-- start Data entries --

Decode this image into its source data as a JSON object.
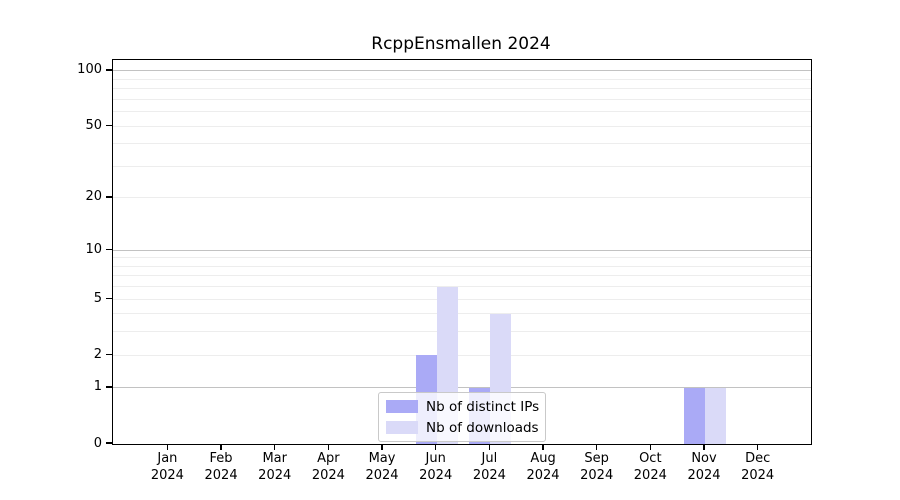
{
  "title": "RcppEnsmallen 2024",
  "colors": {
    "distinct_ips": "#aaaaf6",
    "downloads": "#dadaf8",
    "axis": "#000000",
    "grid_major": "#c2c2c2",
    "grid_minor": "#ededed",
    "legend_border": "#c9c9c9",
    "background": "#ffffff"
  },
  "legend": {
    "items": [
      {
        "label": "Nb of distinct IPs",
        "color": "#aaaaf6"
      },
      {
        "label": "Nb of downloads",
        "color": "#dadaf8"
      }
    ]
  },
  "chart_data": {
    "type": "bar",
    "title": "RcppEnsmallen 2024",
    "x_months": [
      "Jan",
      "Feb",
      "Mar",
      "Apr",
      "May",
      "Jun",
      "Jul",
      "Aug",
      "Sep",
      "Oct",
      "Nov",
      "Dec"
    ],
    "x_year": "2024",
    "series": [
      {
        "name": "Nb of distinct IPs",
        "color": "#aaaaf6",
        "values": [
          0,
          0,
          0,
          0,
          0,
          2,
          1,
          0,
          0,
          0,
          1,
          0
        ]
      },
      {
        "name": "Nb of downloads",
        "color": "#dadaf8",
        "values": [
          0,
          0,
          0,
          0,
          0,
          6,
          4,
          0,
          0,
          0,
          1,
          0
        ]
      }
    ],
    "y_scale": "log1p",
    "y_ticks": [
      0,
      1,
      2,
      5,
      10,
      20,
      50,
      100
    ],
    "y_grid_major": [
      1,
      10,
      100
    ],
    "y_grid_minor": [
      2,
      3,
      4,
      5,
      6,
      7,
      8,
      9,
      20,
      30,
      40,
      50,
      60,
      70,
      80,
      90
    ],
    "ylim": [
      0,
      115
    ],
    "grid": "horizontal",
    "legend_position": "bottom-center"
  }
}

-- end Data entries --

— Your instructions —
Report each line in the preceding entries that holds the string "name".

— Answer to this problem —
        "name": "Nb of distinct IPs",
        "name": "Nb of downloads",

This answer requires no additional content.